What you are asked to do: Exactly repeat the material, dropping every picture from the copy.

Data section:

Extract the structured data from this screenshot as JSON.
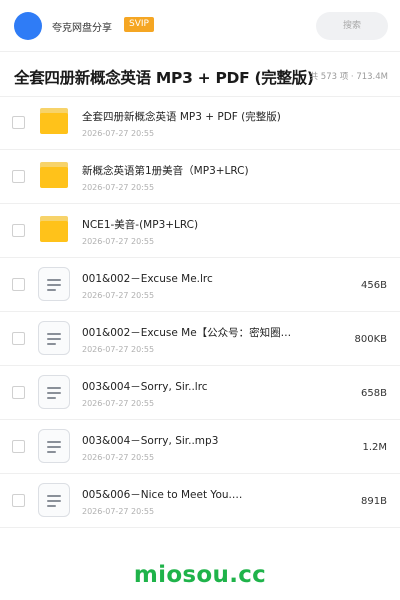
{
  "header": {
    "site_name": "夸克网盘分享",
    "badge": "SVIP",
    "search_placeholder": "搜索"
  },
  "folder_title": "全套四册新概念英语 MP3 + PDF (完整版)",
  "summary": "共 573 项 · 713.4M",
  "files": [
    {
      "name": "全套四册新概念英语 MP3 + PDF (完整版)",
      "date": "2026-07-27 20:55",
      "size": "",
      "type": "folder-icon"
    },
    {
      "name": "新概念英语第1册美音（MP3+LRC)",
      "date": "2026-07-27 20:55",
      "size": "",
      "type": "folder-icon"
    },
    {
      "name": "NCE1-美音-(MP3+LRC)",
      "date": "2026-07-27 20:55",
      "size": "",
      "type": "folder-icon"
    },
    {
      "name": "001&002－Excuse Me.lrc",
      "date": "2026-07-27 20:55",
      "size": "456B",
      "type": "document-icon"
    },
    {
      "name": "001&002－Excuse Me【公众号：密知圈…",
      "date": "2026-07-27 20:55",
      "size": "800KB",
      "type": "document-icon"
    },
    {
      "name": "003&004－Sorry, Sir..lrc",
      "date": "2026-07-27 20:55",
      "size": "658B",
      "type": "document-icon"
    },
    {
      "name": "003&004－Sorry, Sir..mp3",
      "date": "2026-07-27 20:55",
      "size": "1.2M",
      "type": "document-icon"
    },
    {
      "name": "005&006－Nice to Meet You.…",
      "date": "2026-07-27 20:55",
      "size": "891B",
      "type": "document-icon"
    }
  ],
  "watermark": "miosou.cc",
  "colors": {
    "avatar": "#2f7cf6",
    "badge": "#f5a623",
    "folder": "#ffc21a",
    "watermark": "#1fb34a"
  }
}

Response:
Extract the structured data from this screenshot as JSON.
{
  "header": {
    "site_name": "夸克网盘分享",
    "badge": "SVIP",
    "search_placeholder": "搜索"
  },
  "folder_title": "全套四册新概念英语 MP3 + PDF (完整版)",
  "summary": "共 573 项 · 713.4M",
  "files": [
    {
      "name": "全套四册新概念英语 MP3 + PDF (完整版)",
      "date": "2026-07-27 20:55",
      "size": "",
      "type": "folder-icon"
    },
    {
      "name": "新概念英语第1册美音（MP3+LRC)",
      "date": "2026-07-27 20:55",
      "size": "",
      "type": "folder-icon"
    },
    {
      "name": "NCE1-美音-(MP3+LRC)",
      "date": "2026-07-27 20:55",
      "size": "",
      "type": "folder-icon"
    },
    {
      "name": "001&002－Excuse Me.lrc",
      "date": "2026-07-27 20:55",
      "size": "456B",
      "type": "document-icon"
    },
    {
      "name": "001&002－Excuse Me【公众号：密知圈…",
      "date": "2026-07-27 20:55",
      "size": "800KB",
      "type": "document-icon"
    },
    {
      "name": "003&004－Sorry, Sir..lrc",
      "date": "2026-07-27 20:55",
      "size": "658B",
      "type": "document-icon"
    },
    {
      "name": "003&004－Sorry, Sir..mp3",
      "date": "2026-07-27 20:55",
      "size": "1.2M",
      "type": "document-icon"
    },
    {
      "name": "005&006－Nice to Meet You.…",
      "date": "2026-07-27 20:55",
      "size": "891B",
      "type": "document-icon"
    }
  ],
  "watermark": "miosou.cc",
  "colors": {
    "avatar": "#2f7cf6",
    "badge": "#f5a623",
    "folder": "#ffc21a",
    "watermark": "#1fb34a"
  }
}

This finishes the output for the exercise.